Many genetic diseases, affecting proteins and enzymes made in the liver, may be cured or ameliorated by liver-directed gene therapy. For such therapy to be successful, it is necessary for the normal copy of the gene to be functional in a sufficiently high number of liver cells called hepatocytes. Despite extensive research into improving and developing means to deliver genes to hepatocytes, it is difficult to modify sufficient hepatocytes to achieve a therapeutic effect with the currently available methods. One way to overcome the limitations of the current methods to deliver genes to the liver is to expand the population of hepatocytes to which the gene has been delivered in a process referred to as in vivo selection. We have developed a strategy for in vivo selection for liver-directed gene therapy and demonstrated that this strategy can be used in vitro to select genetically modified cells.

We are now extending this in vitro work to test, in an animal model, the hypothesis that gene-modified hepatocytes with an increased capacity for glutathione production will have a growth advantage when exposed to the selection pressure of paracetamol in vivo. The secondary aim of the project is to test whether therapeutic levels of factor IX (the clotting factor deficient in Haemophilia B) can be obtained in mice using this in vivo selection strategy. Latest generation lentiviral vectors are being used for this work and the initial phase of the project involving the construction of the lentiviral vectors is underway.

> _Provided records_
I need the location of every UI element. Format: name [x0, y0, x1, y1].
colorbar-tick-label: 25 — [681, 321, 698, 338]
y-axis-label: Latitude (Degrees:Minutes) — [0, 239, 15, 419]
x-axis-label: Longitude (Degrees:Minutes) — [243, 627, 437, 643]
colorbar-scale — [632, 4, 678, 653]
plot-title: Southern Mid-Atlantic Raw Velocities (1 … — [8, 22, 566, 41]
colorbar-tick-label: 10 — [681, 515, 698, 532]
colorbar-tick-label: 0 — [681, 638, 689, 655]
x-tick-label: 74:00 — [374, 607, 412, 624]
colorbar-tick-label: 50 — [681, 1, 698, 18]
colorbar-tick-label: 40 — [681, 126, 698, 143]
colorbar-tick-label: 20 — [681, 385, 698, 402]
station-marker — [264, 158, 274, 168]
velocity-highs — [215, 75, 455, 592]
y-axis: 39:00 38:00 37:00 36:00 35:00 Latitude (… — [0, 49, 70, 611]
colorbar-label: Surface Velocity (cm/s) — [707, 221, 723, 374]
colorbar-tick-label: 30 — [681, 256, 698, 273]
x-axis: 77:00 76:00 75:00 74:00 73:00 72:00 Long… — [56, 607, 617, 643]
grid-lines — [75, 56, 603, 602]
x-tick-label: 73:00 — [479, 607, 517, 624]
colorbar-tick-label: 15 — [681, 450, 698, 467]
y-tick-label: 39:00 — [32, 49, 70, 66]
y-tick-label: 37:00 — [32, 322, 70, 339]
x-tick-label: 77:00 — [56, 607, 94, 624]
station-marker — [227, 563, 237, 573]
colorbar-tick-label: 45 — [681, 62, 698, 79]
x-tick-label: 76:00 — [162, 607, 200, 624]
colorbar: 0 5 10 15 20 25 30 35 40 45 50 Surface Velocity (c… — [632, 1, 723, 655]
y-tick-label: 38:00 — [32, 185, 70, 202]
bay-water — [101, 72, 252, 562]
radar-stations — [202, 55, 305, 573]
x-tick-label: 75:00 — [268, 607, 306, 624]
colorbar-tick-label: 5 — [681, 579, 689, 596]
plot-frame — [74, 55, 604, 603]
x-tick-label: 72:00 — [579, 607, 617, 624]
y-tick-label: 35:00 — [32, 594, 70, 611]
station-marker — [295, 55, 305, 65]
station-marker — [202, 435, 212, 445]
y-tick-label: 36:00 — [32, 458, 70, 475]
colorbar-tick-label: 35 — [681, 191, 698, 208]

> _Exercise objective_
According to the passage on liver-directed gene therapy, which clotting factor is deficient in Haemophilia B? Nothing in the lines is used here.

> _Solution for this task_
Factor IX.